Exercise task » Show every line below where "ABC中" can be found.

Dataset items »
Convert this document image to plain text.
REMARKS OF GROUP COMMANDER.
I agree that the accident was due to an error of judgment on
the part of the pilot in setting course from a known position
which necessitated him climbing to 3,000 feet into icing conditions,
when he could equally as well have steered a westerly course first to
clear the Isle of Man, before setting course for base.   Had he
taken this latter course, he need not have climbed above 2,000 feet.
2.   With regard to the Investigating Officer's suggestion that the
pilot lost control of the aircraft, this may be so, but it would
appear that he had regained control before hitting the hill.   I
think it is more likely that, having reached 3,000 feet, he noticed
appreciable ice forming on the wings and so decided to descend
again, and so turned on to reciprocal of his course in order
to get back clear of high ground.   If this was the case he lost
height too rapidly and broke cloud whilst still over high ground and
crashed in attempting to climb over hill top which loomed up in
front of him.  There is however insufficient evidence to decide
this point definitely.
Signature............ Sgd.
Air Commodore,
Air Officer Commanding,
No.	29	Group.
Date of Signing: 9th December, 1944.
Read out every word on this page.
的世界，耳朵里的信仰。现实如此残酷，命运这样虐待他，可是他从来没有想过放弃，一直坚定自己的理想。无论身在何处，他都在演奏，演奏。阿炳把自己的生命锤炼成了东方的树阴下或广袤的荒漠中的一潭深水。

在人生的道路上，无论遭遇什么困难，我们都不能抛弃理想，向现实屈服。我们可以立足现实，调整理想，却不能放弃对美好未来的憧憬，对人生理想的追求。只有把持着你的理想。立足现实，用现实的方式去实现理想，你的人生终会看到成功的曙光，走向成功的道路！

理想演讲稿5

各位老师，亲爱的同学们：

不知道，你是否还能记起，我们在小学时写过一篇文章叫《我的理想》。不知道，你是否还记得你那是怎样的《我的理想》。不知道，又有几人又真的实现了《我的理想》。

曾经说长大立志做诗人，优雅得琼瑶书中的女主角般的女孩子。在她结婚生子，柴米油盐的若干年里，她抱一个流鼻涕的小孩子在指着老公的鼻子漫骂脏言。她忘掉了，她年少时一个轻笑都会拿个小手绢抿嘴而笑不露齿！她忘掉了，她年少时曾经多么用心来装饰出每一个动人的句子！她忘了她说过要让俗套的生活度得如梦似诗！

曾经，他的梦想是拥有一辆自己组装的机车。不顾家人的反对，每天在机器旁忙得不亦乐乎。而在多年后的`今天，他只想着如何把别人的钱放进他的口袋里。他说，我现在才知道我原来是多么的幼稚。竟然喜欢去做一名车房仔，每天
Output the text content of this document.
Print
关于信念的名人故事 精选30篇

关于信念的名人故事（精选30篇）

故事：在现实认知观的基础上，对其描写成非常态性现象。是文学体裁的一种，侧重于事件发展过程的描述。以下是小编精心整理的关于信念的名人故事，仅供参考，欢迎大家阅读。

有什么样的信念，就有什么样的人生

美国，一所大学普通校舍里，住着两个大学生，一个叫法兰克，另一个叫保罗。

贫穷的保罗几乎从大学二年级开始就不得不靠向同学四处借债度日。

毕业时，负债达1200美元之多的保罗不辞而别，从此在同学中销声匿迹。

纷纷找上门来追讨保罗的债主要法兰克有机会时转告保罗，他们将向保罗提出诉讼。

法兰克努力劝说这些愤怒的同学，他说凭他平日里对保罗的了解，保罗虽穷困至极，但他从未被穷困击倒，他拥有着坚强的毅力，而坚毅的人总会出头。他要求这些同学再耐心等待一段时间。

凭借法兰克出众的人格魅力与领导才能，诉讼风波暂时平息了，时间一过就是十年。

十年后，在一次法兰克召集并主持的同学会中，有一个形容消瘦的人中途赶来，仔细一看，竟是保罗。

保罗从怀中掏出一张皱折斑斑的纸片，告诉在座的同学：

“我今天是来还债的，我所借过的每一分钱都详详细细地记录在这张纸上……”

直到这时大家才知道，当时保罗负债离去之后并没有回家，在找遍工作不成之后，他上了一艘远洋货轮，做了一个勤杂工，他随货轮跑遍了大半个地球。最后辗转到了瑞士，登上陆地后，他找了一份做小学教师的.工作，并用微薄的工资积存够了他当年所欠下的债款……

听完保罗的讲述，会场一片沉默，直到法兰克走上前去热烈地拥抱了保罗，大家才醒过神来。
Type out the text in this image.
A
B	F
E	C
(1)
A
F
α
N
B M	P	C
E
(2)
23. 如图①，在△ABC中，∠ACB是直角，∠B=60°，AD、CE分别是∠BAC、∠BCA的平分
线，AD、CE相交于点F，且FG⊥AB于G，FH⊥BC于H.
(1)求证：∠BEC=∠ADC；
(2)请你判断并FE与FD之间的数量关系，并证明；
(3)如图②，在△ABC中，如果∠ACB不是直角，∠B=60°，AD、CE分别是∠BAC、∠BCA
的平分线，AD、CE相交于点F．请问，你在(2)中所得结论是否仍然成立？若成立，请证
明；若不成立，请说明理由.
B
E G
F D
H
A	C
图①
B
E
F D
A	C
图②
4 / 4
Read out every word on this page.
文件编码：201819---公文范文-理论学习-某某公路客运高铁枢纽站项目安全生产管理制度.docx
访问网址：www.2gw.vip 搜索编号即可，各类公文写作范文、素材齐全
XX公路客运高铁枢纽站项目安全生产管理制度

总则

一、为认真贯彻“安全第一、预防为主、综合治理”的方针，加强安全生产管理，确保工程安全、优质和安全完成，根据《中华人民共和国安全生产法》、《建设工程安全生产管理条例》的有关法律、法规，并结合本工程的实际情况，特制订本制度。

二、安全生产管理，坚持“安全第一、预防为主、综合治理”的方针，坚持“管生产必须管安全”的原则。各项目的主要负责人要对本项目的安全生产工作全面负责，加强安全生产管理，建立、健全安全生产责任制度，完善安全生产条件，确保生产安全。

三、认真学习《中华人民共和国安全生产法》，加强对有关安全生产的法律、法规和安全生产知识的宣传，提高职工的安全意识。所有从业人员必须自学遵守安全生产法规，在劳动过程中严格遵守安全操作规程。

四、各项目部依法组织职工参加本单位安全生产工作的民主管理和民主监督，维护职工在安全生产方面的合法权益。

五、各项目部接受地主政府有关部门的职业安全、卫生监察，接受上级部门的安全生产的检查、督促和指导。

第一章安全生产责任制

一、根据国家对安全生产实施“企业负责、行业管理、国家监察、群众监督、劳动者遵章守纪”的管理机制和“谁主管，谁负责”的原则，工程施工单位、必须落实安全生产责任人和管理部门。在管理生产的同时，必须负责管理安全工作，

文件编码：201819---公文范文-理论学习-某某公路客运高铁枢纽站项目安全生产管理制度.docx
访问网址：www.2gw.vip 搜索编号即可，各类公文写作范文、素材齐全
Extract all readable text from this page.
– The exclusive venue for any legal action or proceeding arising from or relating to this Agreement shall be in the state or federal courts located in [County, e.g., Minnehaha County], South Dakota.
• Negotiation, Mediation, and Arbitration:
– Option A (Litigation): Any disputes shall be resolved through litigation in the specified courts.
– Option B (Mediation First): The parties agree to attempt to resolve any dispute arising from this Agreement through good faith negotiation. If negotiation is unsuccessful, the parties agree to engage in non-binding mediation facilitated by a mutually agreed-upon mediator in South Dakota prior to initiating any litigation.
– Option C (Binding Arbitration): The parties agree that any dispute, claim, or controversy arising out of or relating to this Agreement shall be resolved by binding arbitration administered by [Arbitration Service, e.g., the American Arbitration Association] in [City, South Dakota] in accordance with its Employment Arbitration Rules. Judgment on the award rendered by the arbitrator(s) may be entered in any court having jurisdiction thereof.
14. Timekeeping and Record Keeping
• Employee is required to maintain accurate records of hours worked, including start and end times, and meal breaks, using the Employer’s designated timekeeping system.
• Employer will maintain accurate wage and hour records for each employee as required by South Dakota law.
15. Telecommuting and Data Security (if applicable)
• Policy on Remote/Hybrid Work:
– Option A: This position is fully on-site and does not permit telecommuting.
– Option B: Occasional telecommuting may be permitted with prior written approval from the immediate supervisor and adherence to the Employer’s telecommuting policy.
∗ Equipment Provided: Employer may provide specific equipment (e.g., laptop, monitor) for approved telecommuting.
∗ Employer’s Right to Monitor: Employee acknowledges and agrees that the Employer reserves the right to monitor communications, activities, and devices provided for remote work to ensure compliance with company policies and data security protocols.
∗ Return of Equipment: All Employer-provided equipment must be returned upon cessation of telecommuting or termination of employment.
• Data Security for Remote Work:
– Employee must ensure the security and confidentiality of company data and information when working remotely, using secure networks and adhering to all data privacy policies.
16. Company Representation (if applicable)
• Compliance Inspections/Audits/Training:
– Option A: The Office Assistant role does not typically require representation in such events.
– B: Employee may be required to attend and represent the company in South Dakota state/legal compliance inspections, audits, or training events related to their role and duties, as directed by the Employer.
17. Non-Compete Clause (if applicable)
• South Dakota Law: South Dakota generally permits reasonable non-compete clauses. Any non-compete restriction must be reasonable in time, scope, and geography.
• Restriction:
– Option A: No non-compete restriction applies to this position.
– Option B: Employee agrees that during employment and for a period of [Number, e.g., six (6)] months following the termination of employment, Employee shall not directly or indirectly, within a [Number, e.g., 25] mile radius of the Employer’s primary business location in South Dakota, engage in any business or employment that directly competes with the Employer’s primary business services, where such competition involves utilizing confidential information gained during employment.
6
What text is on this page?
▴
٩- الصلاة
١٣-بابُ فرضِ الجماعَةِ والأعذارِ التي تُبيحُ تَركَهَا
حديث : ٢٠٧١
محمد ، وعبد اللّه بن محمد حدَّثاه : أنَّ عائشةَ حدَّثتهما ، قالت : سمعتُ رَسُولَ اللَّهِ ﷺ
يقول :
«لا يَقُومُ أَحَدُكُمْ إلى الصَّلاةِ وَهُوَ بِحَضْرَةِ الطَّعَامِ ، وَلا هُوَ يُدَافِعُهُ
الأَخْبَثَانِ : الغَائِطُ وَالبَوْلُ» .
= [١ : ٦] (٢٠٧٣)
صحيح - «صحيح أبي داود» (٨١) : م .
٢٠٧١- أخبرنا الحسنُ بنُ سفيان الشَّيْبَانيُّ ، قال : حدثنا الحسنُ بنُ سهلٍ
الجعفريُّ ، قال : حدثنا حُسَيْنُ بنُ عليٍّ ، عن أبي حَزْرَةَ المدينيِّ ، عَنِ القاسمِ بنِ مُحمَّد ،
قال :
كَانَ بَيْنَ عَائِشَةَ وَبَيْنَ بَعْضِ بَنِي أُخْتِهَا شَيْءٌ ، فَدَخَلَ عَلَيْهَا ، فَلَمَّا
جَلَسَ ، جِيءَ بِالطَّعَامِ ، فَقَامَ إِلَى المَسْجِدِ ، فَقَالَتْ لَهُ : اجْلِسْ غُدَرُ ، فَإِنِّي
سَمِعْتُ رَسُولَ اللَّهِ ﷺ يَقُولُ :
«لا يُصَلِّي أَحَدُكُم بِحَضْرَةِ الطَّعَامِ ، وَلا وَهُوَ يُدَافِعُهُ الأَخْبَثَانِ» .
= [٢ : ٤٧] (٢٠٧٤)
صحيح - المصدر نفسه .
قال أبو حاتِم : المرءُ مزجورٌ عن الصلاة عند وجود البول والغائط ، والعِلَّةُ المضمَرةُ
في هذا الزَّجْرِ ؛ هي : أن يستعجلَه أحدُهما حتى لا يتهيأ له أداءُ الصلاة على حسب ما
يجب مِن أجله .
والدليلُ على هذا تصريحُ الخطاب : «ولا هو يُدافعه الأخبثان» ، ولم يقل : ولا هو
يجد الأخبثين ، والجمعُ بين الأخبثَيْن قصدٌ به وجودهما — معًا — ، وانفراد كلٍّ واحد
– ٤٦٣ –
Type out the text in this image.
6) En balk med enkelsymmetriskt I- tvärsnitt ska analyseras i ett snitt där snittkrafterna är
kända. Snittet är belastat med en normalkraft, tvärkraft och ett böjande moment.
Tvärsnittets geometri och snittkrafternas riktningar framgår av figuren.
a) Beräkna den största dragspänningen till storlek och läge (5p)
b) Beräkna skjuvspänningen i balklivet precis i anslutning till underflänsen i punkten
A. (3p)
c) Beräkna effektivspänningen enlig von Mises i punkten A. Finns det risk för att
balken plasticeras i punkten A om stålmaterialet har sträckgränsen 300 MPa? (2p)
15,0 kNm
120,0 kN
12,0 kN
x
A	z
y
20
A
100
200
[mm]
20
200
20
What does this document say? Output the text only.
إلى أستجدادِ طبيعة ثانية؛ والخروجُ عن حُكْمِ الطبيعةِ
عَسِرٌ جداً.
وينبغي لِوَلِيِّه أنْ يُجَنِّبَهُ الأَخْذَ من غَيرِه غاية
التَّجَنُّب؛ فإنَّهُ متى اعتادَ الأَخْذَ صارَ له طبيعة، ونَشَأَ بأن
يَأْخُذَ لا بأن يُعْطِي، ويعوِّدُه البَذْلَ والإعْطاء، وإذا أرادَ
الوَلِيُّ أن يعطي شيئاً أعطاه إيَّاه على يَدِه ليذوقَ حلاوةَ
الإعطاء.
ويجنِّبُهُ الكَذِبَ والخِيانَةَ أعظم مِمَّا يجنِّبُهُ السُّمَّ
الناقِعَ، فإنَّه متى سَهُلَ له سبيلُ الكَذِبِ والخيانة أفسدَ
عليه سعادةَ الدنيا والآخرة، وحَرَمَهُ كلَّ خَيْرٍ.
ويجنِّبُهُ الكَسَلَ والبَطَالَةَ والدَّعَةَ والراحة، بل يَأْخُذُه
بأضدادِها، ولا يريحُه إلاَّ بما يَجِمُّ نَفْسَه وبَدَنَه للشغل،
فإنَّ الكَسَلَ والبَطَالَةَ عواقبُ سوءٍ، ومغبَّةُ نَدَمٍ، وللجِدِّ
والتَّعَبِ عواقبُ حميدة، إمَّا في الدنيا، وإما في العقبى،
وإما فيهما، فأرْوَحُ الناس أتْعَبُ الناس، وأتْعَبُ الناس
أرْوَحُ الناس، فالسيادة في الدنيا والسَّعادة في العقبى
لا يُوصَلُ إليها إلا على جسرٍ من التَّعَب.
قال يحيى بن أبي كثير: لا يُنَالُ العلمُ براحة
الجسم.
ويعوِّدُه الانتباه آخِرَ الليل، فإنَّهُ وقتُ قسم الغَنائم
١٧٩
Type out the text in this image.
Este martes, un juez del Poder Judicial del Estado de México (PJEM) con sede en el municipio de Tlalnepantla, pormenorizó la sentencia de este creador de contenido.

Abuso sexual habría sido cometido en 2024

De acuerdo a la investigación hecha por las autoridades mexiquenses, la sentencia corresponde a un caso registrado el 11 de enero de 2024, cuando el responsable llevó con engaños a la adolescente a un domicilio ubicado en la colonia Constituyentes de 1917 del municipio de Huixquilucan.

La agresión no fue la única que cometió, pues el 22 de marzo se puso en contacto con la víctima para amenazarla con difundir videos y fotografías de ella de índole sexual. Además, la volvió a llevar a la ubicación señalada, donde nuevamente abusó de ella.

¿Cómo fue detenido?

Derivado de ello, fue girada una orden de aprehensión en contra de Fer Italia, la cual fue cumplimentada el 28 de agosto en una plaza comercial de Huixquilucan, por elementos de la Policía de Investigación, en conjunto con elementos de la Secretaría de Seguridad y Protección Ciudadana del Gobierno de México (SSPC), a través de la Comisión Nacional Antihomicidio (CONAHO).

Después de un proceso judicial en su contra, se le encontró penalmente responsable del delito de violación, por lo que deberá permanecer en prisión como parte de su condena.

Result below »
23. 如图①，在△ABC中，∠ACB是直角，∠B=60°，AD、CE分别是∠BAC、∠BCA的平分
(3)如图②，在△ABC中，如果∠ACB不是直角，∠B=60°，AD、CE分别是∠BAC、∠BCA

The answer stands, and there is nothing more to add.